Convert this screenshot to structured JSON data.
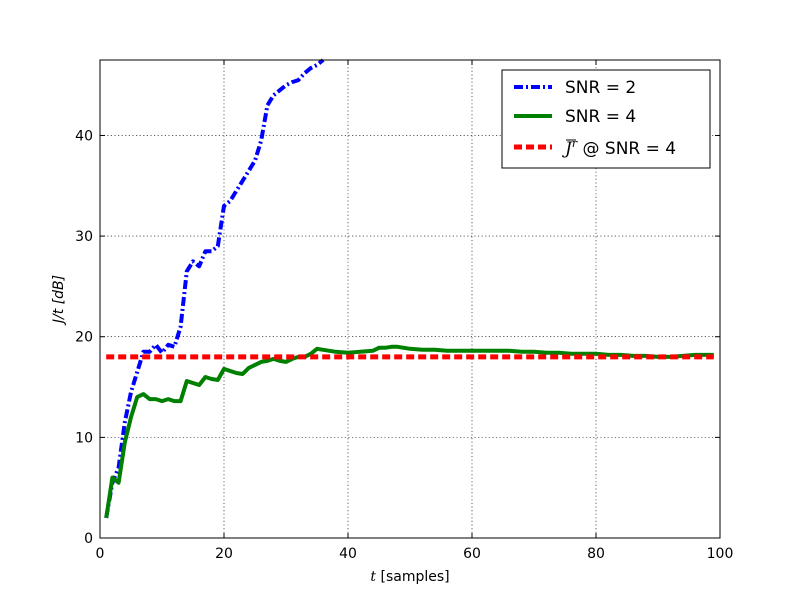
{
  "chart_data": {
    "type": "line",
    "xlabel": {
      "var": "t",
      "rest": " [samples]"
    },
    "ylabel": "J/t [dB]",
    "xlim": [
      0,
      100
    ],
    "ylim": [
      0,
      47.5
    ],
    "xticks": [
      0,
      20,
      40,
      60,
      80,
      100
    ],
    "yticks": [
      0,
      10,
      20,
      30,
      40
    ],
    "xtick_labels": [
      "0",
      "20",
      "40",
      "60",
      "80",
      "100"
    ],
    "ytick_labels": [
      "0",
      "10",
      "20",
      "30",
      "40"
    ],
    "grid": true,
    "legend": {
      "position": "top-right"
    },
    "series": [
      {
        "name": "SNR = 2",
        "color": "#0000ff",
        "style": "dash-dot",
        "x": [
          1,
          2,
          3,
          4,
          5,
          6,
          7,
          8,
          9,
          10,
          11,
          12,
          13,
          14,
          15,
          16,
          17,
          18,
          19,
          20,
          21,
          22,
          23,
          24,
          25,
          26,
          27,
          28,
          29,
          30,
          31,
          32,
          33,
          34,
          35,
          36
        ],
        "y": [
          2.0,
          5.5,
          7.0,
          11.5,
          14.5,
          16.5,
          18.5,
          18.5,
          19.2,
          18.4,
          19.2,
          19.0,
          21.0,
          26.5,
          27.5,
          27.0,
          28.5,
          28.5,
          29.0,
          33.0,
          33.5,
          34.5,
          35.5,
          36.5,
          37.5,
          39.5,
          43.0,
          44.0,
          44.5,
          45.0,
          45.3,
          45.5,
          46.2,
          46.7,
          47.0,
          47.5
        ]
      },
      {
        "name": "SNR = 4",
        "color": "#008000",
        "style": "solid",
        "x": [
          1,
          2,
          3,
          4,
          5,
          6,
          7,
          8,
          9,
          10,
          11,
          12,
          13,
          14,
          15,
          16,
          17,
          18,
          19,
          20,
          21,
          22,
          23,
          24,
          25,
          26,
          27,
          28,
          29,
          30,
          31,
          32,
          33,
          34,
          35,
          36,
          38,
          40,
          42,
          44,
          45,
          46,
          47,
          48,
          50,
          52,
          54,
          56,
          58,
          60,
          62,
          64,
          66,
          68,
          70,
          72,
          74,
          76,
          78,
          80,
          82,
          84,
          86,
          88,
          90,
          92,
          94,
          96,
          98,
          99
        ],
        "y": [
          2.0,
          6.0,
          5.5,
          9.5,
          12.0,
          14.0,
          14.3,
          13.8,
          13.8,
          13.6,
          13.8,
          13.6,
          13.6,
          15.6,
          15.4,
          15.2,
          16.0,
          15.8,
          15.7,
          16.8,
          16.6,
          16.4,
          16.3,
          16.9,
          17.2,
          17.5,
          17.6,
          17.8,
          17.6,
          17.5,
          17.8,
          18.0,
          18.0,
          18.3,
          18.8,
          18.7,
          18.5,
          18.4,
          18.5,
          18.6,
          18.9,
          18.9,
          19.0,
          19.0,
          18.8,
          18.7,
          18.7,
          18.6,
          18.6,
          18.6,
          18.6,
          18.6,
          18.6,
          18.5,
          18.5,
          18.4,
          18.4,
          18.3,
          18.3,
          18.3,
          18.2,
          18.2,
          18.1,
          18.1,
          18.0,
          18.0,
          18.1,
          18.2,
          18.2,
          18.2
        ]
      },
      {
        "name": "J̄ʳ @ SNR = 4",
        "legend_var": "J",
        "legend_rest": " @ SNR = 4",
        "color": "#ff0000",
        "style": "dashed",
        "x": [
          1,
          99
        ],
        "y": [
          18.0,
          18.0
        ]
      }
    ]
  }
}
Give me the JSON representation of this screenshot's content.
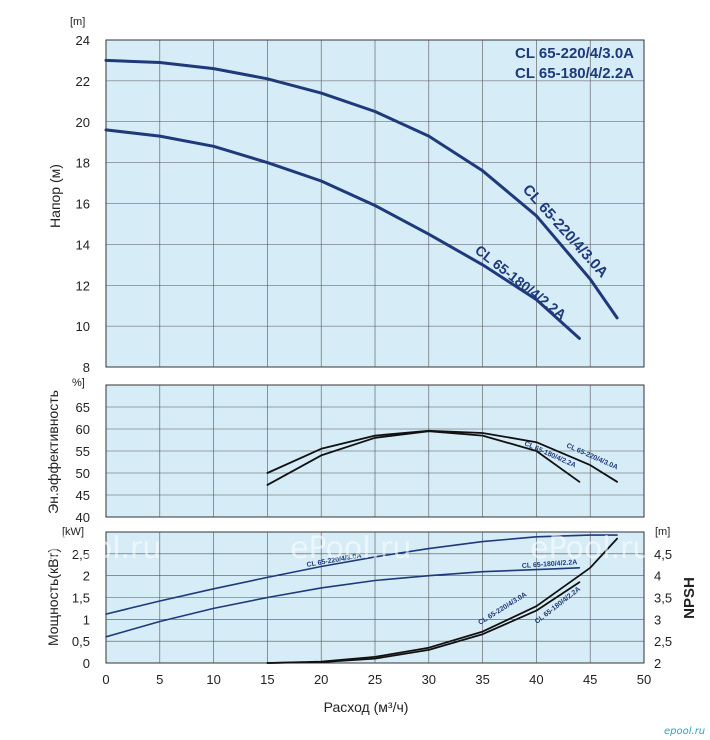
{
  "chart_data": [
    {
      "type": "line",
      "ylabel": "Напор (м)",
      "yunit": "[m]",
      "xlim": [
        0,
        50
      ],
      "ylim": [
        8,
        24
      ],
      "yticks": [
        8,
        10,
        12,
        14,
        16,
        18,
        20,
        22,
        24
      ],
      "grid": true,
      "legend": [
        "CL 65-220/4/3.0A",
        "CL 65-180/4/2.2A"
      ],
      "series": [
        {
          "name": "CL 65-220/4/3.0A",
          "x": [
            0,
            5,
            10,
            15,
            20,
            25,
            30,
            35,
            40,
            45,
            47.5
          ],
          "y": [
            23.0,
            22.9,
            22.6,
            22.1,
            21.4,
            20.5,
            19.3,
            17.6,
            15.4,
            12.3,
            10.4
          ]
        },
        {
          "name": "CL 65-180/4/2.2A",
          "x": [
            0,
            5,
            10,
            15,
            20,
            25,
            30,
            35,
            40,
            44
          ],
          "y": [
            19.6,
            19.3,
            18.8,
            18.0,
            17.1,
            15.9,
            14.5,
            13.0,
            11.3,
            9.4
          ]
        }
      ]
    },
    {
      "type": "line",
      "ylabel": "Эн.эффективность",
      "yunit": "%]",
      "xlim": [
        0,
        50
      ],
      "ylim": [
        40,
        70
      ],
      "yticks": [
        40,
        45,
        50,
        55,
        60,
        65
      ],
      "grid": true,
      "series": [
        {
          "name": "CL 65-220/4/3.0A",
          "x": [
            15,
            20,
            25,
            30,
            35,
            40,
            45,
            47.5
          ],
          "y": [
            50.0,
            55.5,
            58.5,
            59.6,
            59.1,
            57.0,
            51.8,
            48.0
          ]
        },
        {
          "name": "CL 65-180/4/2.2A",
          "x": [
            15,
            20,
            25,
            30,
            35,
            40,
            44
          ],
          "y": [
            47.3,
            54.0,
            58.0,
            59.5,
            58.5,
            55.0,
            48.0
          ]
        }
      ]
    },
    {
      "type": "line",
      "ylabel": "Мощность(кВт)",
      "yunit": "[kW]",
      "y2label": "NPSH",
      "y2unit": "[m]",
      "xlabel": "Расход (м³/ч)",
      "xlim": [
        0,
        50
      ],
      "xticks": [
        0,
        5,
        10,
        15,
        20,
        25,
        30,
        35,
        40,
        45,
        50
      ],
      "ylim": [
        0,
        3
      ],
      "yticks": [
        0,
        0.5,
        1,
        1.5,
        2,
        2.5
      ],
      "ytick_labels": [
        "0",
        "0,5",
        "1",
        "1,5",
        "2",
        "2,5"
      ],
      "y2lim": [
        2,
        5
      ],
      "y2ticks": [
        2,
        2.5,
        3,
        3.5,
        4,
        4.5
      ],
      "y2tick_labels": [
        "2",
        "2,5",
        "3",
        "3,5",
        "4",
        "4,5"
      ],
      "grid": true,
      "series": [
        {
          "name": "CL 65-220/4/3.0A",
          "axis": "power",
          "x": [
            0,
            5,
            10,
            15,
            20,
            25,
            30,
            35,
            40,
            45,
            47.5
          ],
          "y": [
            1.12,
            1.42,
            1.7,
            1.96,
            2.21,
            2.43,
            2.62,
            2.78,
            2.89,
            2.93,
            2.93
          ]
        },
        {
          "name": "CL 65-180/4/2.2A",
          "axis": "power",
          "x": [
            0,
            5,
            10,
            15,
            20,
            25,
            30,
            35,
            40,
            44
          ],
          "y": [
            0.6,
            0.95,
            1.25,
            1.5,
            1.72,
            1.89,
            2.0,
            2.09,
            2.14,
            2.18
          ]
        },
        {
          "name": "CL 65-220/4/3.0A",
          "axis": "npsh",
          "x": [
            15,
            20,
            25,
            30,
            35,
            40,
            45,
            47.5
          ],
          "y": [
            2.0,
            2.03,
            2.14,
            2.35,
            2.72,
            3.3,
            4.18,
            4.85
          ]
        },
        {
          "name": "CL 65-180/4/2.2A",
          "axis": "npsh",
          "x": [
            15,
            20,
            25,
            30,
            35,
            40,
            44
          ],
          "y": [
            2.0,
            2.02,
            2.1,
            2.3,
            2.66,
            3.2,
            3.85
          ]
        }
      ]
    }
  ],
  "watermarks": [
    "ePool.ru",
    "ePool.ru",
    "ePool.ru"
  ],
  "brand": "epool.ru",
  "colors": {
    "panel_bg": "#d6ecf7",
    "curve": "#1f3a7a",
    "efficiency": "#111111",
    "grid": "#555555"
  }
}
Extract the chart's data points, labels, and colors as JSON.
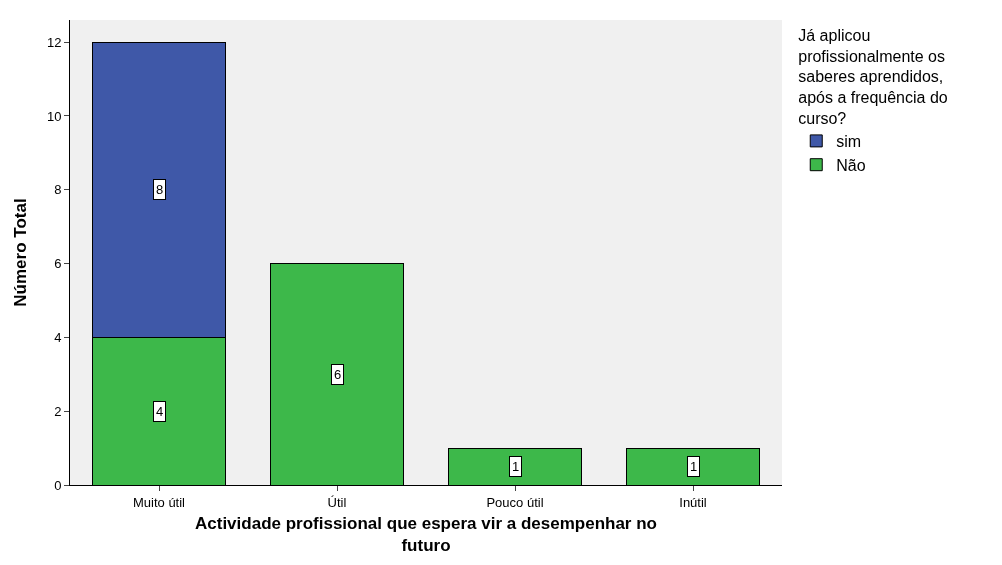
{
  "chart_data": {
    "type": "bar",
    "xlabel": "Actividade profissional que espera vir a desempenhar no futuro",
    "ylabel": "Número Total",
    "legend_title": "Já aplicou profissionalmente os saberes aprendidos, após a frequência do curso?",
    "categories": [
      "Muito útil",
      "Útil",
      "Pouco útil",
      "Inútil"
    ],
    "stacked": true,
    "series": [
      {
        "name": "Não",
        "color": "#3db84a",
        "values": [
          4,
          6,
          1,
          1
        ],
        "value_labels": [
          "4",
          "6",
          "1",
          "1"
        ]
      },
      {
        "name": "sim",
        "color": "#3f58a8",
        "values": [
          8,
          0,
          0,
          0
        ],
        "value_labels": [
          "8",
          null,
          null,
          null
        ]
      }
    ],
    "ylim": [
      0,
      12.6
    ],
    "yticks": [
      0,
      2,
      4,
      6,
      8,
      10,
      12
    ],
    "grid": false,
    "legend": "top right"
  }
}
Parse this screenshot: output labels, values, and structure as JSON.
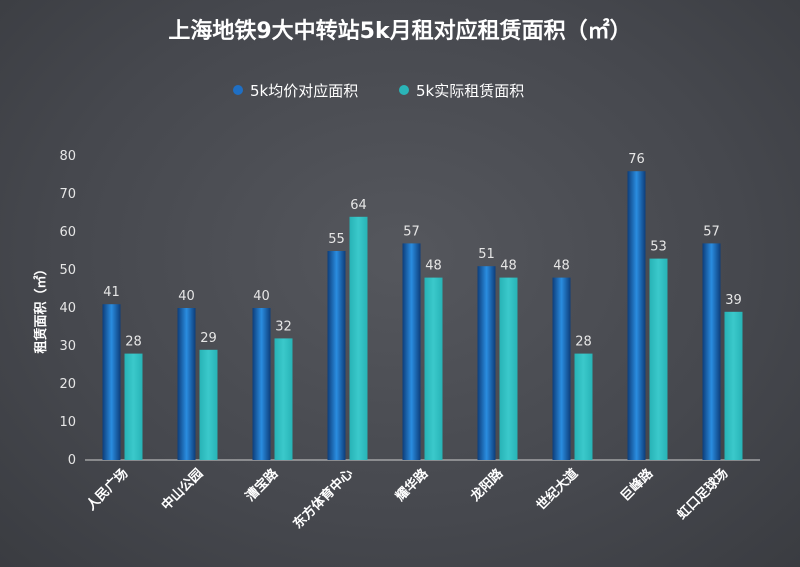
{
  "chart_data": {
    "type": "bar",
    "title": "上海地铁9大中转站5k月租对应租赁面积（㎡）",
    "ylabel": "租赁面积（㎡）",
    "xlabel": "",
    "ylim": [
      0,
      80
    ],
    "yticks": [
      0,
      10,
      20,
      30,
      40,
      50,
      60,
      70,
      80
    ],
    "grid": false,
    "legend_position": "top-center",
    "categories": [
      "人民广场",
      "中山公园",
      "漕宝路",
      "东方体育中心",
      "耀华路",
      "龙阳路",
      "世纪大道",
      "巨峰路",
      "虹口足球场"
    ],
    "series": [
      {
        "name": "5k均价对应面积",
        "values": [
          41,
          40,
          40,
          55,
          57,
          51,
          48,
          76,
          57
        ],
        "color": "#1f6fc4"
      },
      {
        "name": "5k实际租赁面积",
        "values": [
          28,
          29,
          32,
          64,
          48,
          48,
          28,
          53,
          39
        ],
        "color": "#2ab5b8"
      }
    ]
  }
}
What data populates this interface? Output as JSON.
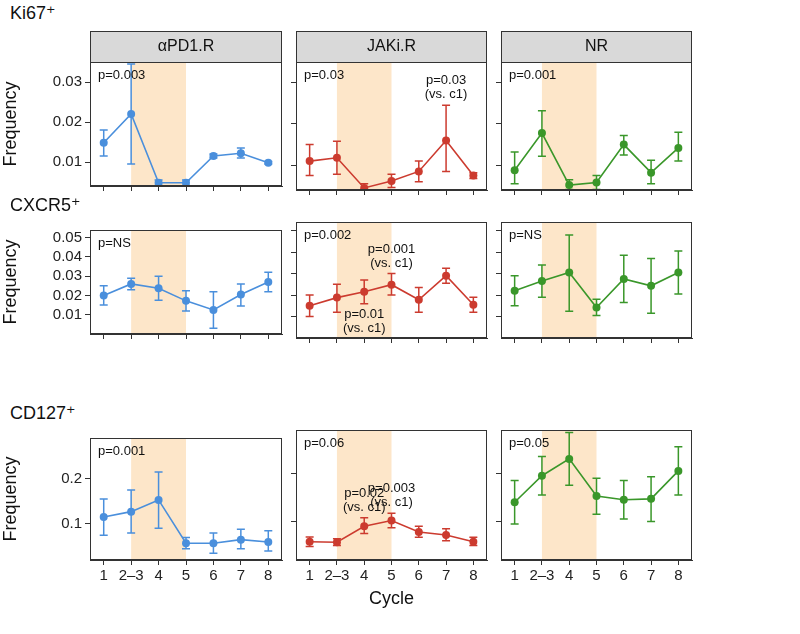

.....

» **SET PROBLEM**: Looking at the data above, show all lines where the word "colors" occurs.

» **WRITTEN REPLY**:
  "colors": {
Extract the chart's data points, labels, and colors as JSON.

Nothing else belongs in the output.